- **Given data**
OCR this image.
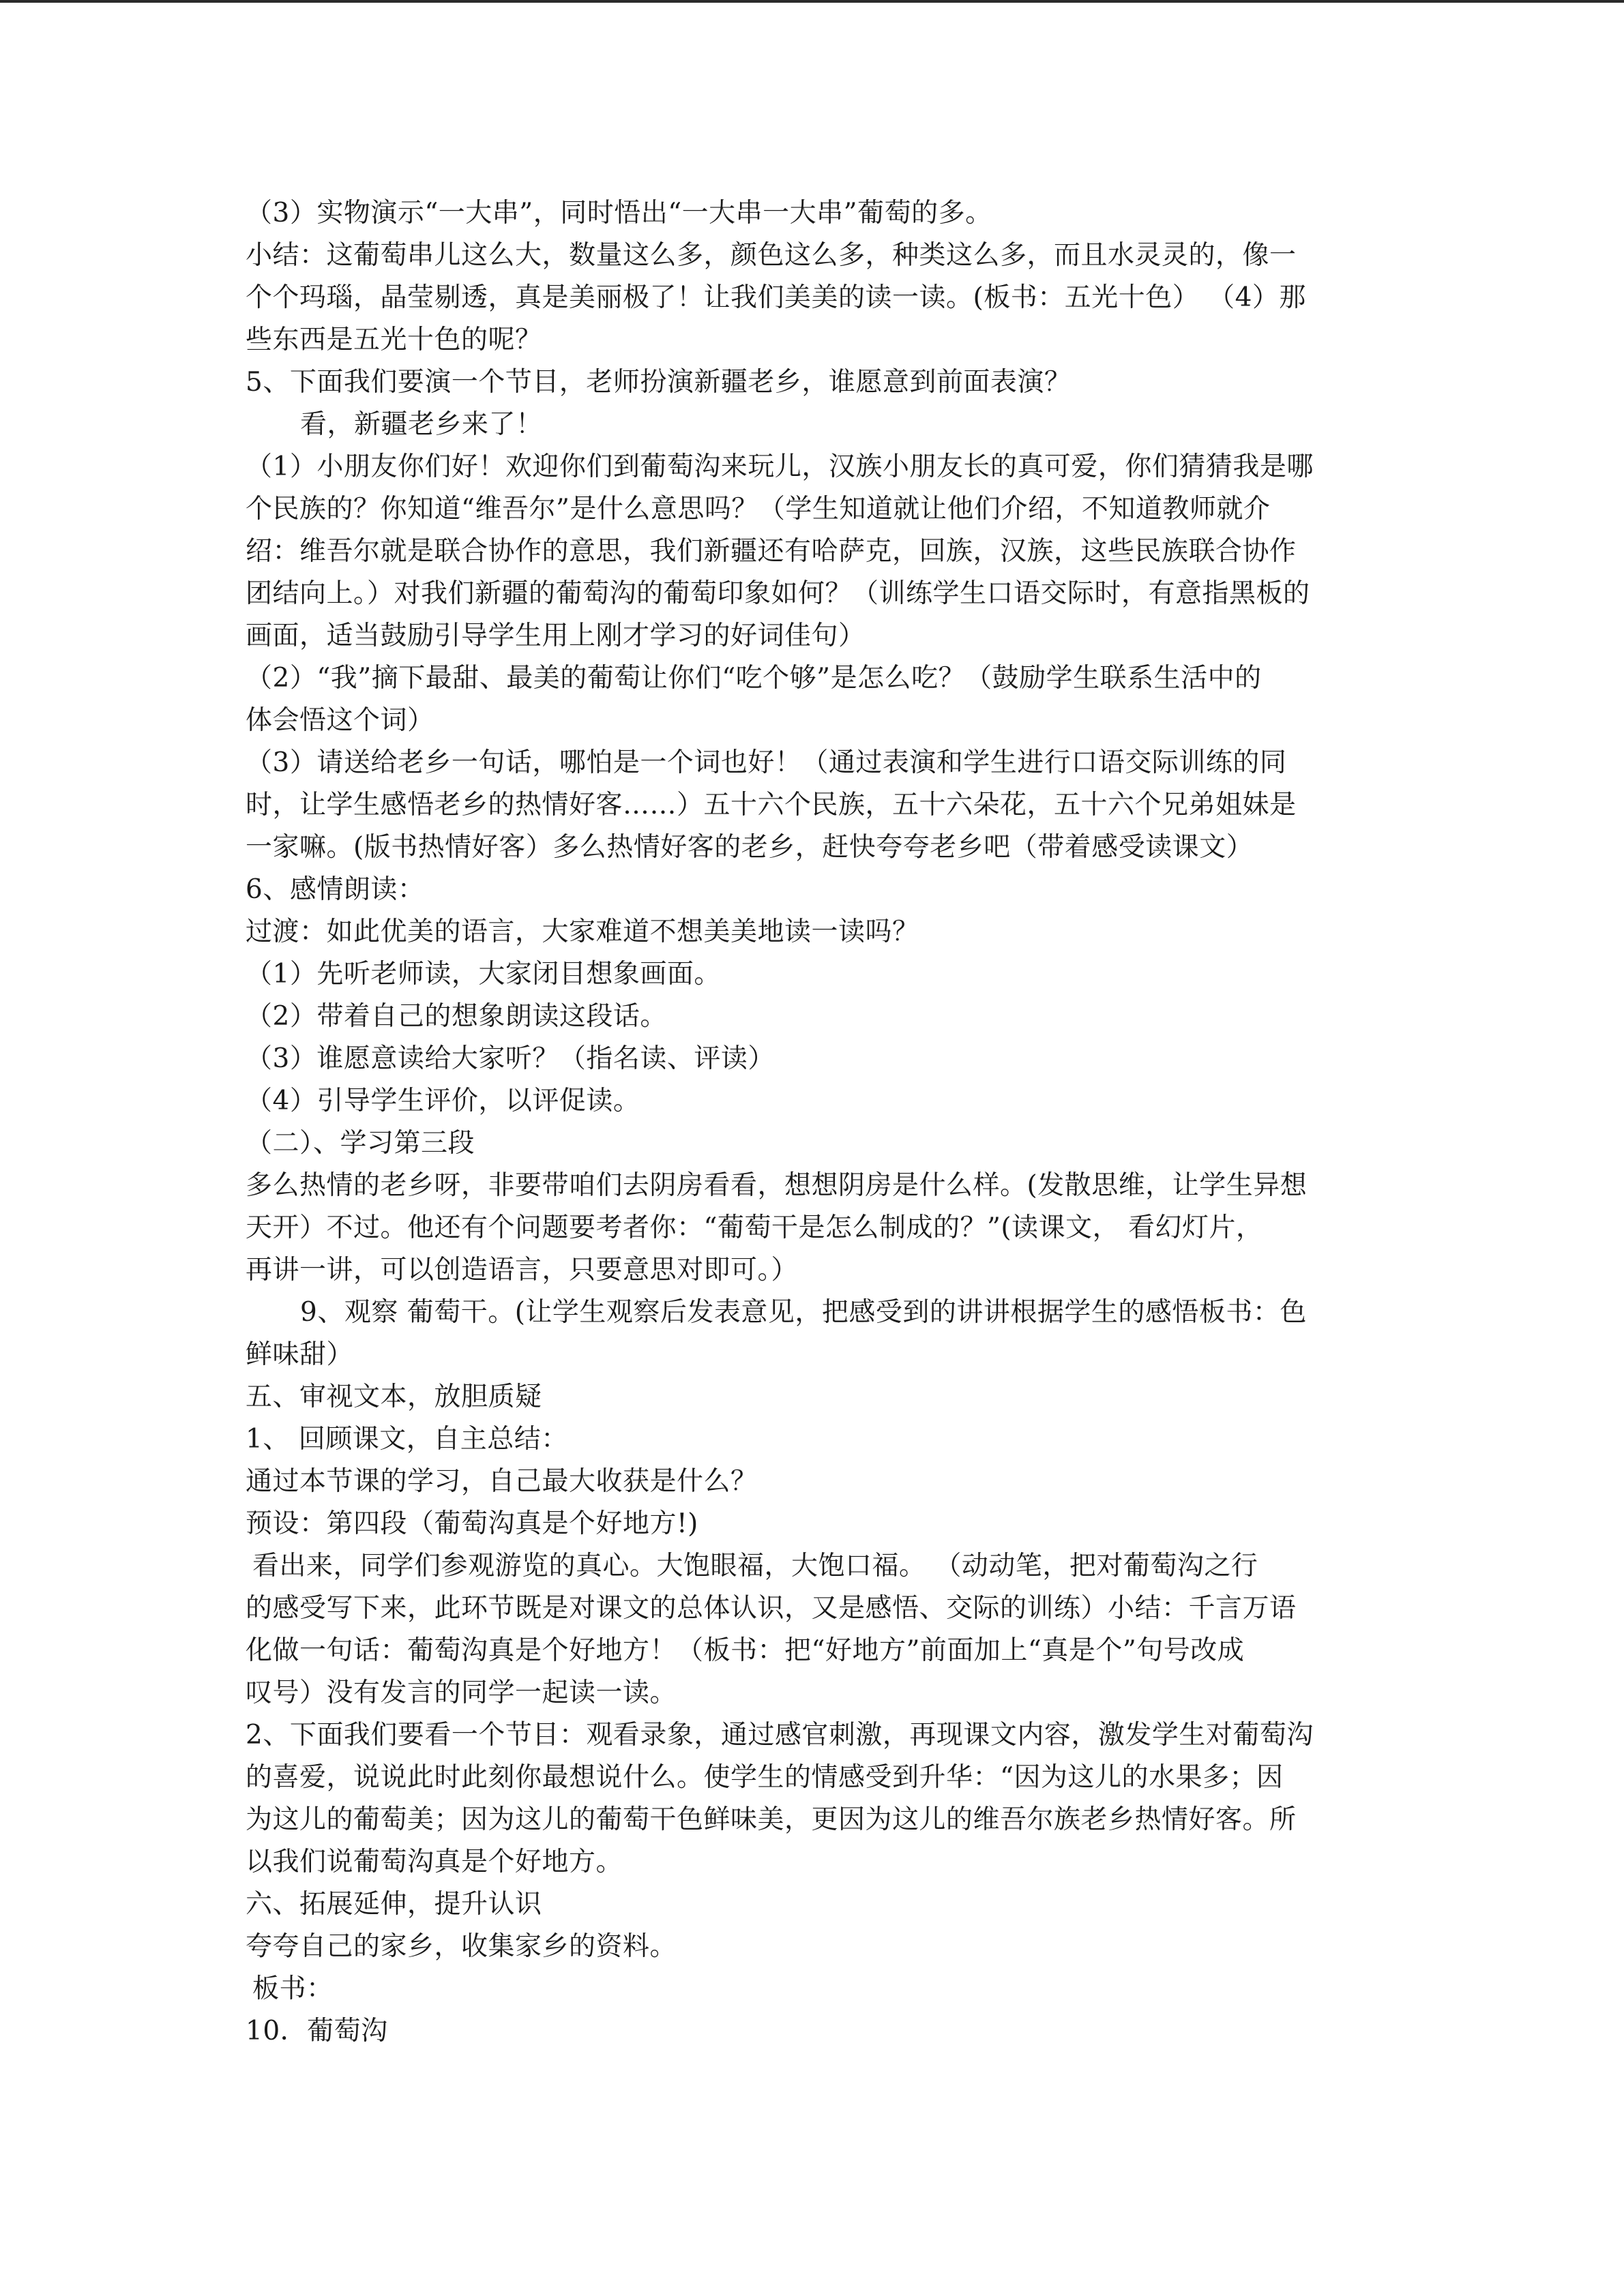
（3）实物演示“一大串”，同时悟出“一大串一大串”葡萄的多。
小结：这葡萄串儿这么大，数量这么多，颜色这么多，种类这么多，而且水灵灵的，像一
个个玛瑙，晶莹剔透，真是美丽极了！让我们美美的读一读。(板书：五光十色） （4）那
些东西是五光十色的呢？
5、下面我们要演一个节目，老师扮演新疆老乡，谁愿意到前面表演？
看，新疆老乡来了！
（1）小朋友你们好！欢迎你们到葡萄沟来玩儿，汉族小朋友长的真可爱，你们猜猜我是哪
个民族的？你知道“维吾尔”是什么意思吗？（学生知道就让他们介绍，不知道教师就介
绍：维吾尔就是联合协作的意思，我们新疆还有哈萨克，回族，汉族，这些民族联合协作
团结向上。）对我们新疆的葡萄沟的葡萄印象如何？（训练学生口语交际时，有意指黑板的
画面，适当鼓励引导学生用上刚才学习的好词佳句）
（2）“我”摘下最甜、最美的葡萄让你们“吃个够”是怎么吃？（鼓励学生联系生活中的
体会悟这个词）
（3）请送给老乡一句话，哪怕是一个词也好！（通过表演和学生进行口语交际训练的同
时，让学生感悟老乡的热情好客……）五十六个民族，五十六朵花，五十六个兄弟姐妹是
一家嘛。(版书热情好客）多么热情好客的老乡，赶快夸夸老乡吧（带着感受读课文）
6、感情朗读：
过渡：如此优美的语言，大家难道不想美美地读一读吗？
（1）先听老师读，大家闭目想象画面。
（2）带着自己的想象朗读这段话。
（3）谁愿意读给大家听？（指名读、评读）
（4）引导学生评价，以评促读。
（二）、学习第三段
多么热情的老乡呀，非要带咱们去阴房看看，想想阴房是什么样。(发散思维，让学生异想
天开）不过。他还有个问题要考者你：“葡萄干是怎么制成的？”(读课文， 看幻灯片，
再讲一讲，可以创造语言，只要意思对即可。）
9、观察 葡萄干。(让学生观察后发表意见，把感受到的讲讲根据学生的感悟板书：色
鲜味甜）
五、审视文本，放胆质疑
1、 回顾课文，自主总结：
通过本节课的学习，自己最大收获是什么？
预设：第四段（葡萄沟真是个好地方!)
看出来，同学们参观游览的真心。大饱眼福，大饱口福。 （动动笔，把对葡萄沟之行
的感受写下来，此环节既是对课文的总体认识，又是感悟、交际的训练）小结：千言万语
化做一句话：葡萄沟真是个好地方！（板书：把“好地方”前面加上“真是个”句号改成
叹号）没有发言的同学一起读一读。
2、下面我们要看一个节目：观看录象，通过感官刺激，再现课文内容，激发学生对葡萄沟
的喜爱，说说此时此刻你最想说什么。使学生的情感受到升华：“因为这儿的水果多；因
为这儿的葡萄美；因为这儿的葡萄干色鲜味美，更因为这儿的维吾尔族老乡热情好客。所
以我们说葡萄沟真是个好地方。
六、拓展延伸，提升认识
夸夸自己的家乡，收集家乡的资料。
板书：
10．葡萄沟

- **Problem to solve**
Repeat the listing in full and exactly. Leave any pictures out.

- **Output below**
OCR this image.
（3）实物演示“一大串”，同时悟出“一大串一大串”葡萄的多。
小结：这葡萄串儿这么大，数量这么多，颜色这么多，种类这么多，而且水灵灵的，像一
个个玛瑙，晶莹剔透，真是美丽极了！让我们美美的读一读。(板书：五光十色） （4）那
些东西是五光十色的呢？
5、下面我们要演一个节目，老师扮演新疆老乡，谁愿意到前面表演？
看，新疆老乡来了！
（1）小朋友你们好！欢迎你们到葡萄沟来玩儿，汉族小朋友长的真可爱，你们猜猜我是哪
个民族的？你知道“维吾尔”是什么意思吗？（学生知道就让他们介绍，不知道教师就介
绍：维吾尔就是联合协作的意思，我们新疆还有哈萨克，回族，汉族，这些民族联合协作
团结向上。）对我们新疆的葡萄沟的葡萄印象如何？（训练学生口语交际时，有意指黑板的
画面，适当鼓励引导学生用上刚才学习的好词佳句）
（2）“我”摘下最甜、最美的葡萄让你们“吃个够”是怎么吃？（鼓励学生联系生活中的
体会悟这个词）
（3）请送给老乡一句话，哪怕是一个词也好！（通过表演和学生进行口语交际训练的同
时，让学生感悟老乡的热情好客……）五十六个民族，五十六朵花，五十六个兄弟姐妹是
一家嘛。(版书热情好客）多么热情好客的老乡，赶快夸夸老乡吧（带着感受读课文）
6、感情朗读：
过渡：如此优美的语言，大家难道不想美美地读一读吗？
（1）先听老师读，大家闭目想象画面。
（2）带着自己的想象朗读这段话。
（3）谁愿意读给大家听？（指名读、评读）
（4）引导学生评价，以评促读。
（二）、学习第三段
多么热情的老乡呀，非要带咱们去阴房看看，想想阴房是什么样。(发散思维，让学生异想
天开）不过。他还有个问题要考者你：“葡萄干是怎么制成的？”(读课文， 看幻灯片，
再讲一讲，可以创造语言，只要意思对即可。）
9、观察 葡萄干。(让学生观察后发表意见，把感受到的讲讲根据学生的感悟板书：色
鲜味甜）
五、审视文本，放胆质疑
1、 回顾课文，自主总结：
通过本节课的学习，自己最大收获是什么？
预设：第四段（葡萄沟真是个好地方!)
看出来，同学们参观游览的真心。大饱眼福，大饱口福。 （动动笔，把对葡萄沟之行
的感受写下来，此环节既是对课文的总体认识，又是感悟、交际的训练）小结：千言万语
化做一句话：葡萄沟真是个好地方！（板书：把“好地方”前面加上“真是个”句号改成
叹号）没有发言的同学一起读一读。
2、下面我们要看一个节目：观看录象，通过感官刺激，再现课文内容，激发学生对葡萄沟
的喜爱，说说此时此刻你最想说什么。使学生的情感受到升华：“因为这儿的水果多；因
为这儿的葡萄美；因为这儿的葡萄干色鲜味美，更因为这儿的维吾尔族老乡热情好客。所
以我们说葡萄沟真是个好地方。
六、拓展延伸，提升认识
夸夸自己的家乡，收集家乡的资料。
板书：
10．葡萄沟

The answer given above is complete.